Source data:
------------

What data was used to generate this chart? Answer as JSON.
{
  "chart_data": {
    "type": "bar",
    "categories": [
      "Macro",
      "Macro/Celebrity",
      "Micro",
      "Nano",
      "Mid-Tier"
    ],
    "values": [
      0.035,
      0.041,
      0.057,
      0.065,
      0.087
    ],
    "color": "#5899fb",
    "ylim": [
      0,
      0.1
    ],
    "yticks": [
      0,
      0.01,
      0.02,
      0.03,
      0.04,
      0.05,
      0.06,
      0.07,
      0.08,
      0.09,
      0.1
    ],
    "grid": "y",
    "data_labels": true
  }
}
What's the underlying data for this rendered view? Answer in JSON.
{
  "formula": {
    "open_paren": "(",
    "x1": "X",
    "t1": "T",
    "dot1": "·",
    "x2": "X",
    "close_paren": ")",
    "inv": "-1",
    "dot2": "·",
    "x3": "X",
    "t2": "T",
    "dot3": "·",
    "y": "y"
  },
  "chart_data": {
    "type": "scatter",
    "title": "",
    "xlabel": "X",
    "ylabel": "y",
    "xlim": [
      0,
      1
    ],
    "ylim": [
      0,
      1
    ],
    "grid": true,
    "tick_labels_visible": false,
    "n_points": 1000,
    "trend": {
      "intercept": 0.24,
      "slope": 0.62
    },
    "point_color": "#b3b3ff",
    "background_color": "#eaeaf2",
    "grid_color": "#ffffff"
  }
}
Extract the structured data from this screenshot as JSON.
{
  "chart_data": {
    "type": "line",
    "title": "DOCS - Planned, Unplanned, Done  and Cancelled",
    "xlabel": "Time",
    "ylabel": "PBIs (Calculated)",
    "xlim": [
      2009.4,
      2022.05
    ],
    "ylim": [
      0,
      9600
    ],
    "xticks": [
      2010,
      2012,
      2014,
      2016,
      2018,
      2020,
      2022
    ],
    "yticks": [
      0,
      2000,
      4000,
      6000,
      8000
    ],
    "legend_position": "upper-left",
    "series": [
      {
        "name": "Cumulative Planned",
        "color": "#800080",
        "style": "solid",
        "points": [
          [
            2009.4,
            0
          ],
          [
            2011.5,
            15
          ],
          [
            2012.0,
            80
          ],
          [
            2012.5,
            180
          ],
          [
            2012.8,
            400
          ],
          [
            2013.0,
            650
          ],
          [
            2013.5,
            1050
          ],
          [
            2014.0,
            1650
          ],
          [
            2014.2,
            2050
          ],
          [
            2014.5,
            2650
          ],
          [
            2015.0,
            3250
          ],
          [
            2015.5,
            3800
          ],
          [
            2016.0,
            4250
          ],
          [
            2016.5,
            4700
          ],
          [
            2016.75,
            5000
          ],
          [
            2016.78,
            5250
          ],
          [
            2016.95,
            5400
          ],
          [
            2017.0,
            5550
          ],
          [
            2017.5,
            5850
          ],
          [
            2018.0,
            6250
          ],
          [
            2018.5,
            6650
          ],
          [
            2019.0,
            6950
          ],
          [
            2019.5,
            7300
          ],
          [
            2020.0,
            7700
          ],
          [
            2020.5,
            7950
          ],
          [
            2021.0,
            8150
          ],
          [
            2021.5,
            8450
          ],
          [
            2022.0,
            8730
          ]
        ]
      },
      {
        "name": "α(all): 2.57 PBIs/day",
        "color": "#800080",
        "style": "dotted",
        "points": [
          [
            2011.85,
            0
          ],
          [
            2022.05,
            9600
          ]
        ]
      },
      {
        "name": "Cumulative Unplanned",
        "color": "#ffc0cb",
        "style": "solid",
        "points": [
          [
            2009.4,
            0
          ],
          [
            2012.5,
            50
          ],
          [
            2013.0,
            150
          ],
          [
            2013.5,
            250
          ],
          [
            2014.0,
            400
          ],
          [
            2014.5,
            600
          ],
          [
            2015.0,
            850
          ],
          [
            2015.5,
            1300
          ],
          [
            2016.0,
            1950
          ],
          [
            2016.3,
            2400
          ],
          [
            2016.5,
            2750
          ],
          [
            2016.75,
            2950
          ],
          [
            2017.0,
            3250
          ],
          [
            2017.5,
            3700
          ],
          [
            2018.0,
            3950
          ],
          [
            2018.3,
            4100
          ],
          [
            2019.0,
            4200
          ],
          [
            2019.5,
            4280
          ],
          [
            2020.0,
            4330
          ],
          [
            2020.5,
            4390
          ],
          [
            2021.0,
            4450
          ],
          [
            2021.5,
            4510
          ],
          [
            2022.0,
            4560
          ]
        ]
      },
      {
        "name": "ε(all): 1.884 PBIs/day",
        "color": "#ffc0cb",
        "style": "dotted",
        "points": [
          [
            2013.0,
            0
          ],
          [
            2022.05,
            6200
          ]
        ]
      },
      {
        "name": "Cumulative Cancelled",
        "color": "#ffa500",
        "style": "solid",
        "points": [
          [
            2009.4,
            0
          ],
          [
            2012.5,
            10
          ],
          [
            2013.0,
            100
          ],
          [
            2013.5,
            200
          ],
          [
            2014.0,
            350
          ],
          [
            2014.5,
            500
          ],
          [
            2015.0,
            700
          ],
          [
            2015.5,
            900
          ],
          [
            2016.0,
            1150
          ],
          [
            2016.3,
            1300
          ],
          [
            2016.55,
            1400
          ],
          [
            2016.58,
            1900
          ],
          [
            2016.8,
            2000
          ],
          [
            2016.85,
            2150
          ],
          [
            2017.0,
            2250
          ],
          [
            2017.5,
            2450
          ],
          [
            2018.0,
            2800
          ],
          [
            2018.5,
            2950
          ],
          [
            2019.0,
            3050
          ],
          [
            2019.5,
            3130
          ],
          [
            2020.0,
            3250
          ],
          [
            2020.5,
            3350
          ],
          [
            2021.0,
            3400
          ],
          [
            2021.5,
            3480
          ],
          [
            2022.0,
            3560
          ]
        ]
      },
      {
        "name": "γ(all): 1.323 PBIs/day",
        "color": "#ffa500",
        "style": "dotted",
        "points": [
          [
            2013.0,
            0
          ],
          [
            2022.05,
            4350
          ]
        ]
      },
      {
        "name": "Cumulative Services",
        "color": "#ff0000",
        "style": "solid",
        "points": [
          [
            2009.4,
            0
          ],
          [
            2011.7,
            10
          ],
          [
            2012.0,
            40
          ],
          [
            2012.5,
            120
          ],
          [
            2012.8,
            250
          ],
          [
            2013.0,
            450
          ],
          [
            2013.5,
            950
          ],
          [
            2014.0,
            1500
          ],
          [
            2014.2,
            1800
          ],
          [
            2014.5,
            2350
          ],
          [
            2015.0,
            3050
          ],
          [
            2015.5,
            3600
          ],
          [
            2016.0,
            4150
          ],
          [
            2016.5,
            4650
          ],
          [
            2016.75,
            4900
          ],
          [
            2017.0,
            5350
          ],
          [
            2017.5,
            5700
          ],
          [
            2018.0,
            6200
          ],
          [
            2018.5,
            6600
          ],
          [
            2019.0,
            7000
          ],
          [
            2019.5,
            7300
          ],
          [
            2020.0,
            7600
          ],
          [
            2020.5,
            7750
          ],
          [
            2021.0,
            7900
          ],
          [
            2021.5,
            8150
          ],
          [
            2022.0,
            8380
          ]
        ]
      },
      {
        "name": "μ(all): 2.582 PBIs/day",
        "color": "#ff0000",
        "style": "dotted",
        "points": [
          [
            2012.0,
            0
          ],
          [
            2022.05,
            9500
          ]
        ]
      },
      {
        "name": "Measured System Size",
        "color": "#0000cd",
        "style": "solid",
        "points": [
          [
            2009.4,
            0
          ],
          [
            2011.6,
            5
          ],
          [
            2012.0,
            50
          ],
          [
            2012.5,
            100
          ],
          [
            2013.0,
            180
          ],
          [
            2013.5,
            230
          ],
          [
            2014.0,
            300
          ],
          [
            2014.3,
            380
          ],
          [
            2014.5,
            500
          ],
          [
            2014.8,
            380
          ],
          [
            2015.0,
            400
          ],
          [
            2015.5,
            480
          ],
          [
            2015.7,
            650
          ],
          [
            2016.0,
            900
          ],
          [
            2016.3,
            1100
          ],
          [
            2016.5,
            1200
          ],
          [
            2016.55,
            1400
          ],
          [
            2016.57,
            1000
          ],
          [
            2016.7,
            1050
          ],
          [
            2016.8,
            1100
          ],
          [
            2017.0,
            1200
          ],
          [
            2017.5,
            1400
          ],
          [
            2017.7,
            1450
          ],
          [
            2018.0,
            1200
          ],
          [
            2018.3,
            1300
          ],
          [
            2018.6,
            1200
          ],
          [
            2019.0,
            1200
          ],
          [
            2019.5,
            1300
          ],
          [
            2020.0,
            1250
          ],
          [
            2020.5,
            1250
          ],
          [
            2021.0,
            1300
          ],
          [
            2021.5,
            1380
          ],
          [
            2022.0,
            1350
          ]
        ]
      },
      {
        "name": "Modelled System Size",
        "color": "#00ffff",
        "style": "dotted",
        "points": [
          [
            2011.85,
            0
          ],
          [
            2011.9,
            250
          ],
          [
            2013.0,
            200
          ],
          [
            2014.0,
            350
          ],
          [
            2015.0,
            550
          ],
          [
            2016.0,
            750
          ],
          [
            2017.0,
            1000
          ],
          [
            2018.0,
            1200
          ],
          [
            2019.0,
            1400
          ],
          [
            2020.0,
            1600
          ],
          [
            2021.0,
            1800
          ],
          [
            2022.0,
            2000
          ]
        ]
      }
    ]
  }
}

------------

WORK TO COMPLETE:
Check each line of these records for the string "JSON" and state only how many lines have it.

COMPLETED TASK:
3